▶ **LISTED RECORDS**:

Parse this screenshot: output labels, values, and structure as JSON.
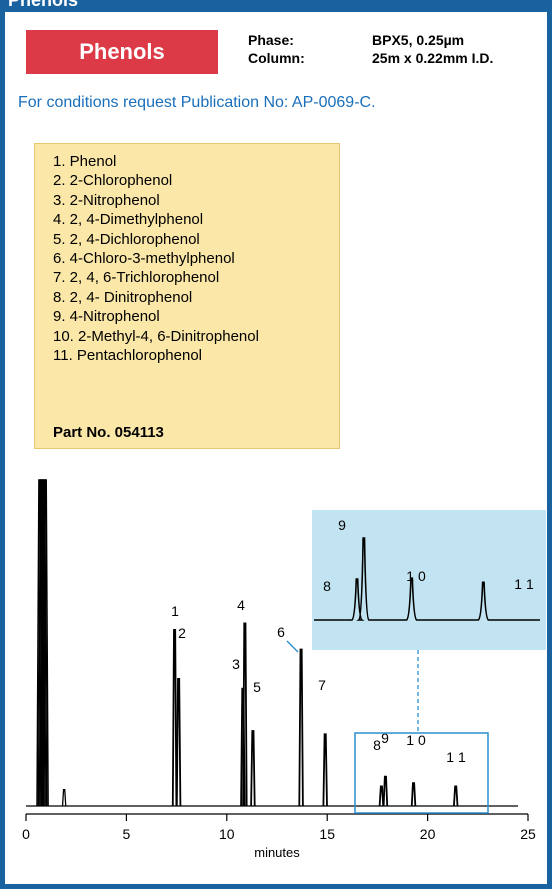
{
  "header": {
    "title": "Phenols"
  },
  "badge": {
    "label": "Phenols"
  },
  "specs": [
    {
      "key": "Phase:",
      "value": "BPX5, 0.25µm"
    },
    {
      "key": "Column:",
      "value": "25m x 0.22mm I.D."
    }
  ],
  "conditions": "For conditions request Publication No: AP-0069-C.",
  "compounds": [
    "1.  Phenol",
    "2.  2-Chlorophenol",
    "3.  2-Nitrophenol",
    "4.  2, 4-Dimethylphenol",
    "5.  2, 4-Dichlorophenol",
    "6.  4-Chloro-3-methylphenol",
    "7.  2, 4, 6-Trichlorophenol",
    "8.  2, 4- Dinitrophenol",
    "9.  4-Nitrophenol",
    "10. 2-Methyl-4, 6-Dinitrophenol",
    "11. Pentachlorophenol"
  ],
  "part_no": "Part No. 054113",
  "colors": {
    "brand_blue": "#1a61a0",
    "badge_red": "#dc3a47",
    "legend_bg": "#fbe7a8",
    "inset_bg": "#c2e4f2",
    "zoom_box": "#2a8fcf"
  },
  "chart_data": {
    "type": "line",
    "xlabel": "minutes",
    "xlim": [
      0,
      25
    ],
    "xticks": [
      0,
      5,
      10,
      15,
      20,
      25
    ],
    "ylim": [
      0,
      100
    ],
    "solvent_peak": {
      "x": 0.8,
      "height": 100
    },
    "peaks": [
      {
        "label": "1",
        "x": 7.4,
        "height": 54
      },
      {
        "label": "2",
        "x": 7.6,
        "height": 39
      },
      {
        "label": "3",
        "x": 10.8,
        "height": 36
      },
      {
        "label": "4",
        "x": 10.9,
        "height": 56
      },
      {
        "label": "5",
        "x": 11.3,
        "height": 23
      },
      {
        "label": "6",
        "x": 13.7,
        "height": 48
      },
      {
        "label": "7",
        "x": 14.9,
        "height": 22
      },
      {
        "label": "8",
        "x": 17.7,
        "height": 6
      },
      {
        "label": "9",
        "x": 17.9,
        "height": 9
      },
      {
        "label": "1 0",
        "x": 19.3,
        "height": 7
      },
      {
        "label": "1 1",
        "x": 21.4,
        "height": 6
      }
    ],
    "minor_peaks": [
      {
        "x": 1.9,
        "height": 5
      }
    ],
    "inset": {
      "xlim": [
        16.5,
        23
      ],
      "peaks": [
        {
          "label": "8",
          "x": 17.7,
          "height": 50
        },
        {
          "label": "9",
          "x": 17.9,
          "height": 100
        },
        {
          "label": "1 0",
          "x": 19.3,
          "height": 51
        },
        {
          "label": "1 1",
          "x": 21.4,
          "height": 46
        }
      ]
    }
  }
}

▶ **PROBLEM REQUIREMENTS**: Scan the material above for the word "Dinitrophenol". Copy each line where it occurs.

▶ **COMPLETE RESPONSE**:
    "8.  2, 4- Dinitrophenol",
    "10. 2-Methyl-4, 6-Dinitrophenol",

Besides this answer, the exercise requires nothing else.